:: Dataset excerpts ::
··········

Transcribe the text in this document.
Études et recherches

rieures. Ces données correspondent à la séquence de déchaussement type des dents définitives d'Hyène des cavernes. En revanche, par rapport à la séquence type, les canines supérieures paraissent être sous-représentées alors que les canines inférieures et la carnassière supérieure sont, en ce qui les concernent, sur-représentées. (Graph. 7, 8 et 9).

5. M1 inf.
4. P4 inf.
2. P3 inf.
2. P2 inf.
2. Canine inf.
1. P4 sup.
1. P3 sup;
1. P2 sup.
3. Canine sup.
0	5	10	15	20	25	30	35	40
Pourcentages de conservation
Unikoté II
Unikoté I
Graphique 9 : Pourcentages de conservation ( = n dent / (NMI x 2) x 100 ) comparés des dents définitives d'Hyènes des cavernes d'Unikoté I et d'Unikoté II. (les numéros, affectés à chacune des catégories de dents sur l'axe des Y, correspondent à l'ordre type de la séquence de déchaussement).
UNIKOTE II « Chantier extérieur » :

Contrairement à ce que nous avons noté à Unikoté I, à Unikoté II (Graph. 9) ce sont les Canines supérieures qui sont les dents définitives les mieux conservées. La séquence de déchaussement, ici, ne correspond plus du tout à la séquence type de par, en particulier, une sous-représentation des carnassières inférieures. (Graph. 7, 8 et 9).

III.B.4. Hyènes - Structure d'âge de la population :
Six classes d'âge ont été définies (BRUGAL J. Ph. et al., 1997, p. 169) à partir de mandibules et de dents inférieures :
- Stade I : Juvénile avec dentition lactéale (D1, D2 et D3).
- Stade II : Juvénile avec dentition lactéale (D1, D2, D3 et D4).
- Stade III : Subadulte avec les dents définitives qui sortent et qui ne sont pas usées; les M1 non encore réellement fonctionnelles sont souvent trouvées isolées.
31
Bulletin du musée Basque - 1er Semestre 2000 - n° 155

··········

:: Work instructions ::
Locate the word "Pourcentages" in the records above, and return each line that has it.

:: Full answer ::
Pourcentages de conservation
Graphique 9 : Pourcentages de conservation ( = n dent / (NMI x 2) x 100 ) comparés des dents définitives d'Hyènes des cavernes d'Unikoté I et d'Unikoté II. (les numéros, affectés à chacune des catégories de dents sur l'axe des Y, correspondent à l'ordre type de la séquence de déchaussement).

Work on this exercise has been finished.